* _Objective_: Repeat the rows below word for word, starting at the first row and ending at the row that contains "hover-marker-cases (626, 158, 638, 171)", with both of those included.
___
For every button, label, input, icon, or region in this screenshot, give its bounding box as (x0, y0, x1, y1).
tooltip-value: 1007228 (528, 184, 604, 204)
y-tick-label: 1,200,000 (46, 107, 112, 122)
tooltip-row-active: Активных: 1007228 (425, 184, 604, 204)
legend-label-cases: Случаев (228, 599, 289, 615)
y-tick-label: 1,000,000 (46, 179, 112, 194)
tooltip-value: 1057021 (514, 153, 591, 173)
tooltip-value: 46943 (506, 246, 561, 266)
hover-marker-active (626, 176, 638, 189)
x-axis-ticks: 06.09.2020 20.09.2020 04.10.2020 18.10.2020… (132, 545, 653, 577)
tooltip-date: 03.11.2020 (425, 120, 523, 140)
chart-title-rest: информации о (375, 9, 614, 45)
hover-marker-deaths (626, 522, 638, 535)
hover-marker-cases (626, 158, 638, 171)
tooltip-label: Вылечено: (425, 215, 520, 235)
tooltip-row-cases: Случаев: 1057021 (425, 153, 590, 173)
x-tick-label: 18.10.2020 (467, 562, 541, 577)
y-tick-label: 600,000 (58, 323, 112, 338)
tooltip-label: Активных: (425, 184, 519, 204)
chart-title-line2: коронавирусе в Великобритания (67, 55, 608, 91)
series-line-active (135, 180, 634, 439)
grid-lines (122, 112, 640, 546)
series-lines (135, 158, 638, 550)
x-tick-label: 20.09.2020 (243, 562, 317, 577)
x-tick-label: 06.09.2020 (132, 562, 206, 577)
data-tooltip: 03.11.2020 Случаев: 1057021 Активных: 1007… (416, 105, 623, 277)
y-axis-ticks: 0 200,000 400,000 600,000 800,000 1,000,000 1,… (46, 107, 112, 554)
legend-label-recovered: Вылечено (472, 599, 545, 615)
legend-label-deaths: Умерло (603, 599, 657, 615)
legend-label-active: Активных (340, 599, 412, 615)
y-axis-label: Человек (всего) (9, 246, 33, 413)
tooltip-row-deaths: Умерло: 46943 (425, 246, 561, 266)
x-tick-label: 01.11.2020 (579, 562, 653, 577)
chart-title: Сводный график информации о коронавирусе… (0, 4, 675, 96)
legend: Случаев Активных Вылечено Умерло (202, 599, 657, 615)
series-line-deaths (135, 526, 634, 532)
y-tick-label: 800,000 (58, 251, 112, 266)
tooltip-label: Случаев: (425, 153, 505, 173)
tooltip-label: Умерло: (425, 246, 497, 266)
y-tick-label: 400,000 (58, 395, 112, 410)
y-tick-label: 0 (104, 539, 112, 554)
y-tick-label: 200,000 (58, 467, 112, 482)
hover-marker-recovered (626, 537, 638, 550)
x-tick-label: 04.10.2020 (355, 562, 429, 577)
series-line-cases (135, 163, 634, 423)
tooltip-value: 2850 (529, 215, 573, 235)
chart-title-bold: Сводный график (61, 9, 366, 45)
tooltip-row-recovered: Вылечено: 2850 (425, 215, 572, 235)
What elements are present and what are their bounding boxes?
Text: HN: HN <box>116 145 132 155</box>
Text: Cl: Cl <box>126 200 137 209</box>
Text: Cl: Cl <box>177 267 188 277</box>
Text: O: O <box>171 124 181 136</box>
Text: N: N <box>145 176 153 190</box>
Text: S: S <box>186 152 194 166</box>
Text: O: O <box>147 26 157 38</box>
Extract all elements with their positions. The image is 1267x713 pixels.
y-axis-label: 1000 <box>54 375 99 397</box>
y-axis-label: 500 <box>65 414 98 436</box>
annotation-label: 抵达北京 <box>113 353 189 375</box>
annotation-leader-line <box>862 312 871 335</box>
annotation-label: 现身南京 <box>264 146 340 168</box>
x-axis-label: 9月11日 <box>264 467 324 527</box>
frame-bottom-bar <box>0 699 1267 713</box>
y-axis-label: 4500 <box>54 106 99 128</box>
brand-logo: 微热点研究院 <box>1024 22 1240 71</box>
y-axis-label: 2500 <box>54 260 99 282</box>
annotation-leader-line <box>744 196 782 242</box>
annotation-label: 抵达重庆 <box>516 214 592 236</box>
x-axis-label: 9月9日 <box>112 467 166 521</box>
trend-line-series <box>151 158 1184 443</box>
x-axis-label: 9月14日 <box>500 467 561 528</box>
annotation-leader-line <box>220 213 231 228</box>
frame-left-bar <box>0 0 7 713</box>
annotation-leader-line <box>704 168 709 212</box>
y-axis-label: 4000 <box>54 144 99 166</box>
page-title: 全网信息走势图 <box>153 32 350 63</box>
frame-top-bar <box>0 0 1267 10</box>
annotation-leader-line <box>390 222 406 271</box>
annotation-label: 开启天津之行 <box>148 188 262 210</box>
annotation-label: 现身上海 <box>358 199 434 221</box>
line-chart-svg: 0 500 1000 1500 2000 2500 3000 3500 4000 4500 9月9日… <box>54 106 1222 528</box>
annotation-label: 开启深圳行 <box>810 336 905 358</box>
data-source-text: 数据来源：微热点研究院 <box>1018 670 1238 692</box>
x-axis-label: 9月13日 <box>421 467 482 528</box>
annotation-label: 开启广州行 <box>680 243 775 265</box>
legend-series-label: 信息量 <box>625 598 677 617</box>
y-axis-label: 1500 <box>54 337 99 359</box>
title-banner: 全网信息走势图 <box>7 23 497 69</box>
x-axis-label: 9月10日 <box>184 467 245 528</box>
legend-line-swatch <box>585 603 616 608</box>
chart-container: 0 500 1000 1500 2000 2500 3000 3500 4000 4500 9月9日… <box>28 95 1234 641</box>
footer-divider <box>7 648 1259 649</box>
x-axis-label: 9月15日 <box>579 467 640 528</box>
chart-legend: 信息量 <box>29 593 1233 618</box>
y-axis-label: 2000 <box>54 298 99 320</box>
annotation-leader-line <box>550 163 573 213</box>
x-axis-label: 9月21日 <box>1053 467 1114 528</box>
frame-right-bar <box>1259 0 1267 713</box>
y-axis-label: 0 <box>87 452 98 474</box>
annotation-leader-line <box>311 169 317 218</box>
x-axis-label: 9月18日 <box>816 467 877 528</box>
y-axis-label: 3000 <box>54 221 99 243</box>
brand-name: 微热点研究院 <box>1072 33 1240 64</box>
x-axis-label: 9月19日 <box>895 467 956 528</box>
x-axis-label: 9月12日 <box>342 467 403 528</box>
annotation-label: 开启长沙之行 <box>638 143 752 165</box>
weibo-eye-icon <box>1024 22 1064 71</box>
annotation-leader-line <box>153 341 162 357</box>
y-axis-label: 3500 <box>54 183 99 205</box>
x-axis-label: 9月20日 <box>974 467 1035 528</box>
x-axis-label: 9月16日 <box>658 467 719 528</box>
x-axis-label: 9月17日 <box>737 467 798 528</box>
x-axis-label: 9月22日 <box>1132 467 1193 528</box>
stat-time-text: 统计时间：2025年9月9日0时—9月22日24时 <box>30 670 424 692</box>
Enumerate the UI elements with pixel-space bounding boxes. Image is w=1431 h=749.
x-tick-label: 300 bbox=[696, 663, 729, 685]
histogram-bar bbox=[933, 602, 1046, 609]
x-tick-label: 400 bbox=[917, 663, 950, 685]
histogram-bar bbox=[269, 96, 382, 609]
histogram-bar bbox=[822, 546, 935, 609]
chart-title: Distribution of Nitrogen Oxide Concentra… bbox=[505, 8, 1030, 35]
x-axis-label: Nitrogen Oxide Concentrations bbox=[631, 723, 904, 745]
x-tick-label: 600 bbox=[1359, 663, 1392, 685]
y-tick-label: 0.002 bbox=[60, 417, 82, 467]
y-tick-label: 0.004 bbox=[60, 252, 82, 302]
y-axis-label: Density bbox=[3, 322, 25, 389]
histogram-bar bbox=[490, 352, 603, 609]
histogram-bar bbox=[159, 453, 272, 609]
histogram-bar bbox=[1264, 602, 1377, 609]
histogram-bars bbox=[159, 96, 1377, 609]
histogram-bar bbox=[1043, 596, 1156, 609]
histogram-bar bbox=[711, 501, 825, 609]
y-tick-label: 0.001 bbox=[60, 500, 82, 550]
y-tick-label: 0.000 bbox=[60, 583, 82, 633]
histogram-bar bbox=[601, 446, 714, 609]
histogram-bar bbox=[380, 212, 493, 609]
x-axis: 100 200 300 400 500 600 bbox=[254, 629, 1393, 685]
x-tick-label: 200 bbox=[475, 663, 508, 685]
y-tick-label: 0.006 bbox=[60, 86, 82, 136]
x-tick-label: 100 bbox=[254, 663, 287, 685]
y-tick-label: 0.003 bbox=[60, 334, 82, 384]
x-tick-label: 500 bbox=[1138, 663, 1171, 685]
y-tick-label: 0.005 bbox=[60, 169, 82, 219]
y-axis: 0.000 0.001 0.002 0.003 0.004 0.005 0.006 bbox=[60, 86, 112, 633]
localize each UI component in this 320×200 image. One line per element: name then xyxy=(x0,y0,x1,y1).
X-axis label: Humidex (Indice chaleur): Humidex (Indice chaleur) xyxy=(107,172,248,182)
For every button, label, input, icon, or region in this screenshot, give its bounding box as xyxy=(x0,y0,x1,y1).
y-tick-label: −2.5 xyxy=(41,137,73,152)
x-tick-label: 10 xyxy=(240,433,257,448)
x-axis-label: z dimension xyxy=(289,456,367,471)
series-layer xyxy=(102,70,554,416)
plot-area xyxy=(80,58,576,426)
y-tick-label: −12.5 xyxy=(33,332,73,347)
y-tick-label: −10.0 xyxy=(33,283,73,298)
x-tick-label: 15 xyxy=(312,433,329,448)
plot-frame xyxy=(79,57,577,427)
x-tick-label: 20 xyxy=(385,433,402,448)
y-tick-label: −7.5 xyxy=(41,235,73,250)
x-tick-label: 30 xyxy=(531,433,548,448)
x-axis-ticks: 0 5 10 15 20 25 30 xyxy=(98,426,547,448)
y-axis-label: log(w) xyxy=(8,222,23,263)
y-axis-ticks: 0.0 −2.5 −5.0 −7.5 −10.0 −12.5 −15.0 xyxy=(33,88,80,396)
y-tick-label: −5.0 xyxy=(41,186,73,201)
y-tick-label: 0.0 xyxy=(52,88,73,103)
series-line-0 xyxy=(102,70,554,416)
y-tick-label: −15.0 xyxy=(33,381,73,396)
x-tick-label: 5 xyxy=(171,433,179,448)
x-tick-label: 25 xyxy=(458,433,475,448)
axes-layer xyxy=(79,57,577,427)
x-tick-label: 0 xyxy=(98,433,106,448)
___
* _Result for this exercise_:
For every button, label, input, icon, or region in this screenshot, give its bounding box as (x0, y0, x1, y1).
tooltip-value: 1007228 (528, 184, 604, 204)
y-tick-label: 1,200,000 (46, 107, 112, 122)
tooltip-row-active: Активных: 1007228 (425, 184, 604, 204)
legend-label-cases: Случаев (228, 599, 289, 615)
y-tick-label: 1,000,000 (46, 179, 112, 194)
tooltip-value: 1057021 (514, 153, 591, 173)
tooltip-value: 46943 (506, 246, 561, 266)
hover-marker-active (626, 176, 638, 189)
x-axis-ticks: 06.09.2020 20.09.2020 04.10.2020 18.10.2020… (132, 545, 653, 577)
tooltip-date: 03.11.2020 (425, 120, 523, 140)
chart-title-rest: информации о (375, 9, 614, 45)
hover-marker-deaths (626, 522, 638, 535)
hover-marker-cases (626, 158, 638, 171)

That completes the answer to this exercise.